— Description of the task —
Without including any images, repeat the data exactly.

(Collected data entries)
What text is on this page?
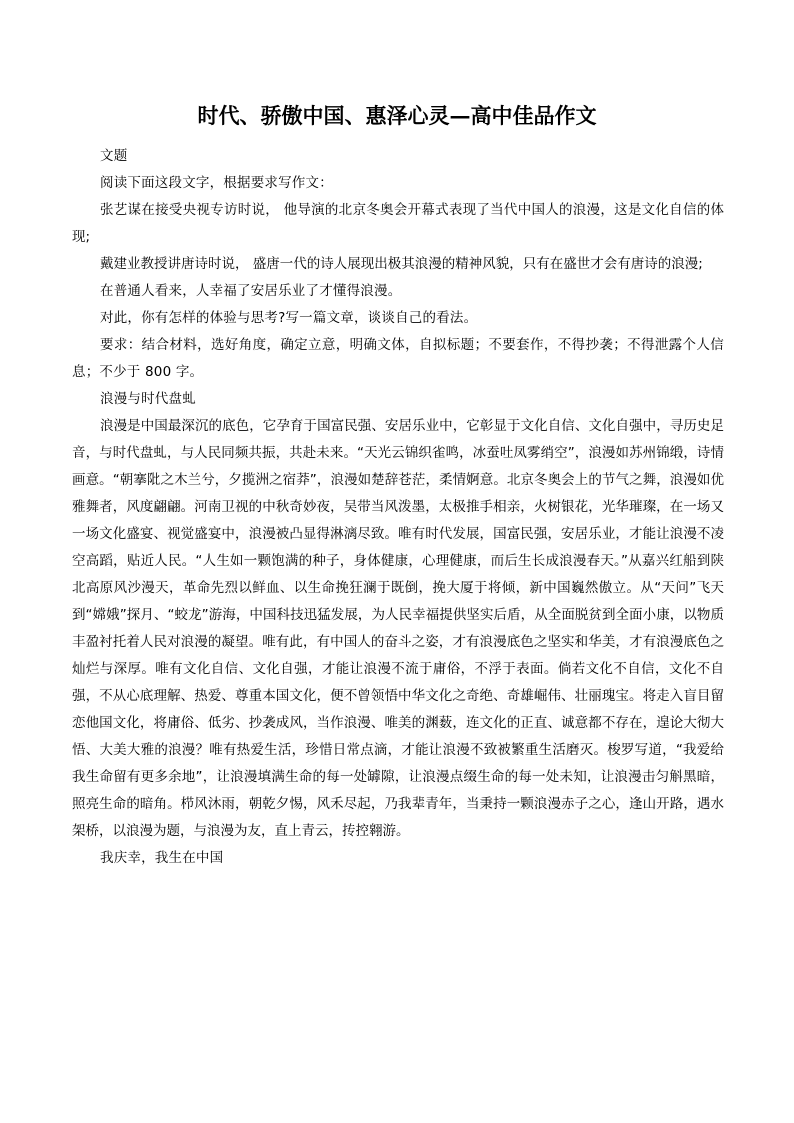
时代、骄傲中国、惠泽心灵—高中佳品作文

文题

阅读下面这段文字，根据要求写作文：

张艺谋在接受央视专访时说， 他导演的北京冬奥会开幕式表现了当代中国人的浪漫，这是文化自信的体现;

戴建业教授讲唐诗时说， 盛唐一代的诗人展现出极其浪漫的精神风貌，只有在盛世才会有唐诗的浪漫;

在普通人看来，人幸福了安居乐业了才懂得浪漫。

对此，你有怎样的体验与思考?写一篇文章，谈谈自己的看法。

要求：结合材料，选好角度，确定立意，明确文体，自拟标题；不要套作，不得抄袭；不得泄露个人信息；不少于 800 字。

浪漫与时代盘虬

浪漫是中国最深沉的底色，它孕育于国富民强、安居乐业中，它彰显于文化自信、文化自强中，寻历史足音，与时代盘虬，与人民同频共振，共赴未来。“天光云锦织雀鸣，冰蚕吐凤雾绡空”，浪漫如苏州锦缎，诗情画意。“朝搴阰之木兰兮，夕揽洲之宿莽”，浪漫如楚辞苍茫，柔情婀意。北京冬奥会上的节气之舞，浪漫如优雅舞者，风度翩翩。河南卫视的中秋奇妙夜，吴带当风泼墨，太极推手相亲，火树银花，光华璀璨，在一场又一场文化盛宴、视觉盛宴中，浪漫被凸显得淋漓尽致。唯有时代发展，国富民强，安居乐业，才能让浪漫不凌空高蹈，贴近人民。“人生如一颗饱满的种子，身体健康，心理健康，而后生长成浪漫春天。”从嘉兴红船到陕北高原风沙漫天，革命先烈以鲜血、以生命挽狂澜于既倒，挽大厦于将倾，新中国巍然傲立。从“天问”飞天到“嫦娥”探月、“蛟龙”游海，中国科技迅猛发展，为人民幸福提供坚实后盾，从全面脱贫到全面小康，以物质丰盈衬托着人民对浪漫的凝望。唯有此，有中国人的奋斗之姿，才有浪漫底色之坚实和华美，才有浪漫底色之灿烂与深厚。唯有文化自信、文化自强，才能让浪漫不流于庸俗，不浮于表面。倘若文化不自信，文化不自强，不从心底理解、热爱、尊重本国文化，便不曾领悟中华文化之奇绝、奇雄崛伟、壮丽瑰宝。将走入盲目留恋他国文化，将庸俗、低劣、抄袭成风，当作浪漫、唯美的渊薮，连文化的正直、诚意都不存在，遑论大彻大悟、大美大雅的浪漫？唯有热爱生活，珍惜日常点滴，才能让浪漫不致被繁重生活磨灭。梭罗写道，“我爱给我生命留有更多余地”，让浪漫填满生命的每一处罅隙，让浪漫点缀生命的每一处未知，让浪漫击匀斛黑暗，照亮生命的暗角。栉风沐雨，朝乾夕惕，风禾尽起，乃我辈青年，当秉持一颗浪漫赤子之心，逢山开路，遇水架桥，以浪漫为题，与浪漫为友，直上青云，抟控翱游。

我庆幸，我生在中国
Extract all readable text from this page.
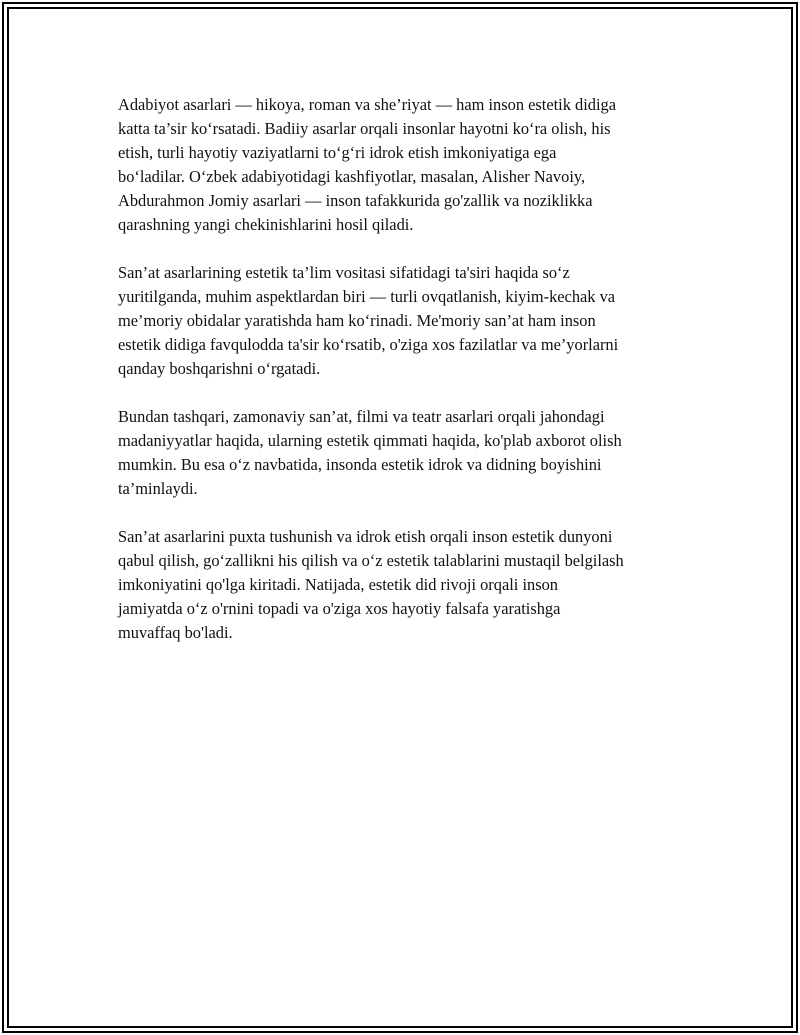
Adabiyot asarlari — hikoya, roman va she’riyat — ham inson estetik didiga
katta ta’sir koʻrsatadi. Badiiy asarlar orqali insonlar hayotni koʻra olish, his
etish, turli hayotiy vaziyatlarni toʻgʻri idrok etish imkoniyatiga ega
boʻladilar. Oʻzbek adabiyotidagi kashfiyotlar, masalan, Alisher Navoiy,
Abdurahmon Jomiy asarlari — inson tafakkurida go'zallik va noziklikka
qarashning yangi chekinishlarini hosil qiladi.

San’at asarlarining estetik ta’lim vositasi sifatidagi ta'siri haqida soʻz
yuritilganda, muhim aspektlardan biri — turli ovqatlanish, kiyim-kechak va
me’moriy obidalar yaratishda ham koʻrinadi. Me'moriy san’at ham inson
estetik didiga favqulodda ta'sir koʻrsatib, o'ziga xos fazilatlar va me’yorlarni
qanday boshqarishni oʻrgatadi.

Bundan tashqari, zamonaviy san’at, filmi va teatr asarlari orqali jahondagi
madaniyyatlar haqida, ularning estetik qimmati haqida, ko'plab axborot olish
mumkin. Bu esa oʻz navbatida, insonda estetik idrok va didning boyishini
ta’minlaydi.

San’at asarlarini puxta tushunish va idrok etish orqali inson estetik dunyoni
qabul qilish, goʻzallikni his qilish va oʻz estetik talablarini mustaqil belgilash
imkoniyatini qo'lga kiritadi. Natijada, estetik did rivoji orqali inson
jamiyatda oʻz o'rnini topadi va o'ziga xos hayotiy falsafa yaratishga
muvaffaq bo'ladi.
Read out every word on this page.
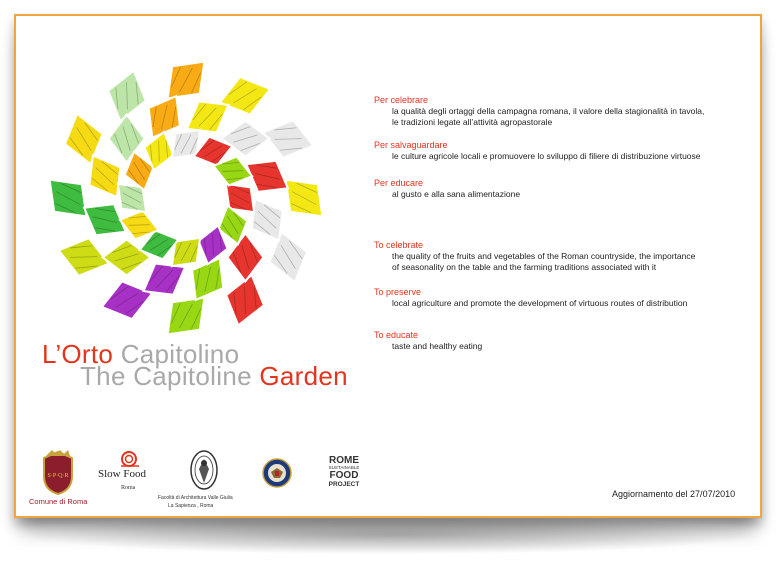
L’Orto Capitolino
The Capitoline Garden
Per celebrare
la qualità degli ortaggi della campagna romana, il valore della stagionalità in tavola,
le tradizioni legate all’attività agropastorale
Per salvaguardare
le culture agricole locali e promuovere lo sviluppo di filiere di distribuzione virtuose
Per educare
al gusto e alla sana alimentazione
To celebrate
the quality of the fruits and vegetables of the Roman countryside, the importance
of seasonality on the table and the farming traditions associated with it
To preserve
local agriculture and promote the development of virtuous routes of distribution
To educate
taste and healthy eating
S·P·Q·R
Comune di Roma
Slow Food
Roma
Facoltà di Architettura Valle Giulia
La Sapienza , Roma
ROME
SUSTAINABLE
FOOD
PROJECT
Aggiornamento del 27/07/2010
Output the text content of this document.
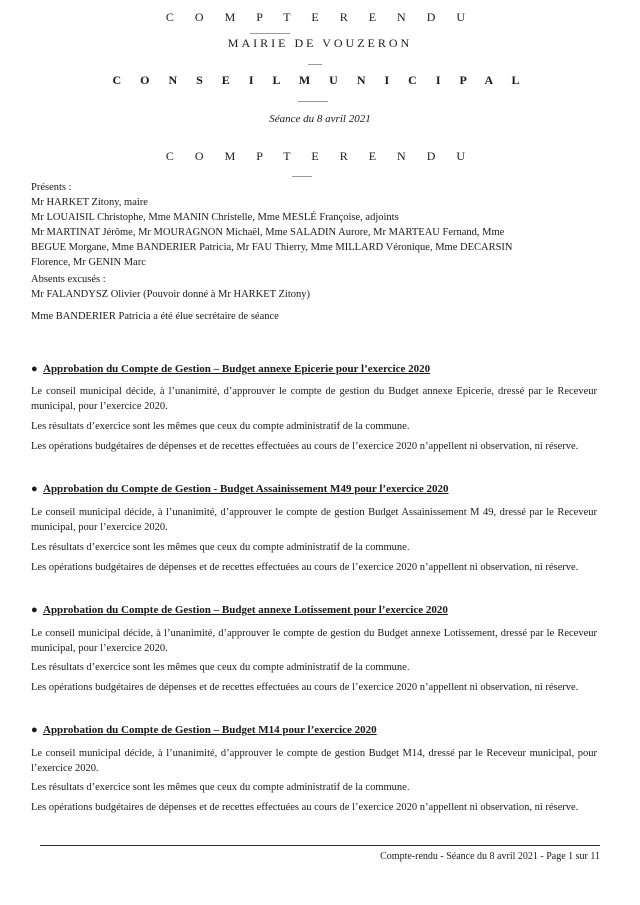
C O M P T E R E N D U
MAIRIE DE VOUZERON
C O N S E I L M U N I C I P A L
Séance du 8 avril 2021
C O M P T E R E N D U
Présents :
Mr HARKET Zitony, maire
Mr LOUAISIL Christophe, Mme MANIN Christelle, Mme MESLÉ Françoise, adjoints
Mr MARTINAT Jérôme, Mr MOURAGNON Michaël, Mme SALADIN Aurore, Mr MARTEAU Fernand, Mme
BEGUE Morgane, Mme BANDERIER Patricia, Mr FAU Thierry, Mme MILLARD Véronique, Mme DECARSIN
Florence, Mr GENIN Marc
Absents excusés :
Mr FALANDYSZ Olivier (Pouvoir donné à Mr HARKET Zitony)
Mme BANDERIER Patricia a été élue secrétaire de séance
● Approbation du Compte de Gestion – Budget annexe Epicerie pour l’exercice 2020
Le conseil municipal décide, à l’unanimité, d’approuver le compte de gestion du Budget annexe Epicerie, dressé par le Receveur municipal, pour l’exercice 2020.
Les résultats d’exercice sont les mêmes que ceux du compte administratif de la commune.
Les opérations budgétaires de dépenses et de recettes effectuées au cours de l’exercice 2020 n’appellent ni observation, ni réserve.
● Approbation du Compte de Gestion - Budget Assainissement M49 pour l’exercice 2020
Le conseil municipal décide, à l’unanimité, d’approuver le compte de gestion Budget Assainissement M 49, dressé par le Receveur municipal, pour l’exercice 2020.
Les résultats d’exercice sont les mêmes que ceux du compte administratif de la commune.
Les opérations budgétaires de dépenses et de recettes effectuées au cours de l’exercice 2020 n’appellent ni observation, ni réserve.
● Approbation du Compte de Gestion – Budget annexe Lotissement pour l’exercice 2020
Le conseil municipal décide, à l’unanimité, d’approuver le compte de gestion du Budget annexe Lotissement, dressé par le Receveur municipal, pour l’exercice 2020.
Les résultats d’exercice sont les mêmes que ceux du compte administratif de la commune.
Les opérations budgétaires de dépenses et de recettes effectuées au cours de l’exercice 2020 n’appellent ni observation, ni réserve.
● Approbation du Compte de Gestion – Budget M14 pour l’exercice 2020
Le conseil municipal décide, à l’unanimité, d’approuver le compte de gestion Budget M14, dressé par le Receveur municipal, pour l’exercice 2020.
Les résultats d’exercice sont les mêmes que ceux du compte administratif de la commune.
Les opérations budgétaires de dépenses et de recettes effectuées au cours de l’exercice 2020 n’appellent ni observation, ni réserve.
Compte-rendu - Séance du 8 avril 2021 - Page 1 sur 11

— Right answer —
What text is on this page?
时代、骄傲中国、惠泽心灵—高中佳品作文

文题

阅读下面这段文字，根据要求写作文：

张艺谋在接受央视专访时说， 他导演的北京冬奥会开幕式表现了当代中国人的浪漫，这是文化自信的体现;

戴建业教授讲唐诗时说， 盛唐一代的诗人展现出极其浪漫的精神风貌，只有在盛世才会有唐诗的浪漫;

在普通人看来，人幸福了安居乐业了才懂得浪漫。

对此，你有怎样的体验与思考?写一篇文章，谈谈自己的看法。

要求：结合材料，选好角度，确定立意，明确文体，自拟标题；不要套作，不得抄袭；不得泄露个人信息；不少于 800 字。

浪漫与时代盘虬

浪漫是中国最深沉的底色，它孕育于国富民强、安居乐业中，它彰显于文化自信、文化自强中，寻历史足音，与时代盘虬，与人民同频共振，共赴未来。“天光云锦织雀鸣，冰蚕吐凤雾绡空”，浪漫如苏州锦缎，诗情画意。“朝搴阰之木兰兮，夕揽洲之宿莽”，浪漫如楚辞苍茫，柔情婀意。北京冬奥会上的节气之舞，浪漫如优雅舞者，风度翩翩。河南卫视的中秋奇妙夜，吴带当风泼墨，太极推手相亲，火树银花，光华璀璨，在一场又一场文化盛宴、视觉盛宴中，浪漫被凸显得淋漓尽致。唯有时代发展，国富民强，安居乐业，才能让浪漫不凌空高蹈，贴近人民。“人生如一颗饱满的种子，身体健康，心理健康，而后生长成浪漫春天。”从嘉兴红船到陕北高原风沙漫天，革命先烈以鲜血、以生命挽狂澜于既倒，挽大厦于将倾，新中国巍然傲立。从“天问”飞天到“嫦娥”探月、“蛟龙”游海，中国科技迅猛发展，为人民幸福提供坚实后盾，从全面脱贫到全面小康，以物质丰盈衬托着人民对浪漫的凝望。唯有此，有中国人的奋斗之姿，才有浪漫底色之坚实和华美，才有浪漫底色之灿烂与深厚。唯有文化自信、文化自强，才能让浪漫不流于庸俗，不浮于表面。倘若文化不自信，文化不自强，不从心底理解、热爱、尊重本国文化，便不曾领悟中华文化之奇绝、奇雄崛伟、壮丽瑰宝。将走入盲目留恋他国文化，将庸俗、低劣、抄袭成风，当作浪漫、唯美的渊薮，连文化的正直、诚意都不存在，遑论大彻大悟、大美大雅的浪漫？唯有热爱生活，珍惜日常点滴，才能让浪漫不致被繁重生活磨灭。梭罗写道，“我爱给我生命留有更多余地”，让浪漫填满生命的每一处罅隙，让浪漫点缀生命的每一处未知，让浪漫击匀斛黑暗，照亮生命的暗角。栉风沐雨，朝乾夕惕，风禾尽起，乃我辈青年，当秉持一颗浪漫赤子之心，逢山开路，遇水架桥，以浪漫为题，与浪漫为友，直上青云，抟控翱游。

我庆幸，我生在中国
Extract all readable text from this page.
Adabiyot asarlari — hikoya, roman va she’riyat — ham inson estetik didiga
katta ta’sir koʻrsatadi. Badiiy asarlar orqali insonlar hayotni koʻra olish, his
etish, turli hayotiy vaziyatlarni toʻgʻri idrok etish imkoniyatiga ega
boʻladilar. Oʻzbek adabiyotidagi kashfiyotlar, masalan, Alisher Navoiy,
Abdurahmon Jomiy asarlari — inson tafakkurida go'zallik va noziklikka
qarashning yangi chekinishlarini hosil qiladi.

San’at asarlarining estetik ta’lim vositasi sifatidagi ta'siri haqida soʻz
yuritilganda, muhim aspektlardan biri — turli ovqatlanish, kiyim-kechak va
me’moriy obidalar yaratishda ham koʻrinadi. Me'moriy san’at ham inson
estetik didiga favqulodda ta'sir koʻrsatib, o'ziga xos fazilatlar va me’yorlarni
qanday boshqarishni oʻrgatadi.

Bundan tashqari, zamonaviy san’at, filmi va teatr asarlari orqali jahondagi
madaniyyatlar haqida, ularning estetik qimmati haqida, ko'plab axborot olish
mumkin. Bu esa oʻz navbatida, insonda estetik idrok va didning boyishini
ta’minlaydi.

San’at asarlarini puxta tushunish va idrok etish orqali inson estetik dunyoni
qabul qilish, goʻzallikni his qilish va oʻz estetik talablarini mustaqil belgilash
imkoniyatini qo'lga kiritadi. Natijada, estetik did rivoji orqali inson
jamiyatda oʻz o'rnini topadi va o'ziga xos hayotiy falsafa yaratishga
muvaffaq bo'ladi.
Read out every word on this page.
L’Orto Capitolino
The Capitoline Garden
Per celebrare
la qualità degli ortaggi della campagna romana, il valore della stagionalità in tavola,
le tradizioni legate all’attività agropastorale
Per salvaguardare
le culture agricole locali e promuovere lo sviluppo di filiere di distribuzione virtuose
Per educare
al gusto e alla sana alimentazione
To celebrate
the quality of the fruits and vegetables of the Roman countryside, the importance
of seasonality on the table and the farming traditions associated with it
To preserve
local agriculture and promote the development of virtuous routes of distribution
To educate
taste and healthy eating
S·P·Q·R
Comune di Roma
Slow Food
Roma
Facoltà di Architettura Valle Giulia
La Sapienza , Roma
ROME
SUSTAINABLE
FOOD
PROJECT
Aggiornamento del 27/07/2010
Output the text content of this document.
C O M P T E R E N D U
MAIRIE DE VOUZERON
C O N S E I L M U N I C I P A L
Séance du 8 avril 2021
C O M P T E R E N D U
Présents :
Mr HARKET Zitony, maire
Mr LOUAISIL Christophe, Mme MANIN Christelle, Mme MESLÉ Françoise, adjoints
Mr MARTINAT Jérôme, Mr MOURAGNON Michaël, Mme SALADIN Aurore, Mr MARTEAU Fernand, Mme
BEGUE Morgane, Mme BANDERIER Patricia, Mr FAU Thierry, Mme MILLARD Véronique, Mme DECARSIN
Florence, Mr GENIN Marc
Absents excusés :
Mr FALANDYSZ Olivier (Pouvoir donné à Mr HARKET Zitony)
Mme BANDERIER Patricia a été élue secrétaire de séance
● Approbation du Compte de Gestion – Budget annexe Epicerie pour l’exercice 2020
Le conseil municipal décide, à l’unanimité, d’approuver le compte de gestion du Budget annexe Epicerie, dressé par le Receveur municipal, pour l’exercice 2020.
Les résultats d’exercice sont les mêmes que ceux du compte administratif de la commune.
Les opérations budgétaires de dépenses et de recettes effectuées au cours de l’exercice 2020 n’appellent ni observation, ni réserve.
● Approbation du Compte de Gestion - Budget Assainissement M49 pour l’exercice 2020
Le conseil municipal décide, à l’unanimité, d’approuver le compte de gestion Budget Assainissement M 49, dressé par le Receveur municipal, pour l’exercice 2020.
Les résultats d’exercice sont les mêmes que ceux du compte administratif de la commune.
Les opérations budgétaires de dépenses et de recettes effectuées au cours de l’exercice 2020 n’appellent ni observation, ni réserve.
● Approbation du Compte de Gestion – Budget annexe Lotissement pour l’exercice 2020
Le conseil municipal décide, à l’unanimité, d’approuver le compte de gestion du Budget annexe Lotissement, dressé par le Receveur municipal, pour l’exercice 2020.
Les résultats d’exercice sont les mêmes que ceux du compte administratif de la commune.
Les opérations budgétaires de dépenses et de recettes effectuées au cours de l’exercice 2020 n’appellent ni observation, ni réserve.
● Approbation du Compte de Gestion – Budget M14 pour l’exercice 2020
Le conseil municipal décide, à l’unanimité, d’approuver le compte de gestion Budget M14, dressé par le Receveur municipal, pour l’exercice 2020.
Les résultats d’exercice sont les mêmes que ceux du compte administratif de la commune.
Les opérations budgétaires de dépenses et de recettes effectuées au cours de l’exercice 2020 n’appellent ni observation, ni réserve.
Compte-rendu - Séance du 8 avril 2021 - Page 1 sur 11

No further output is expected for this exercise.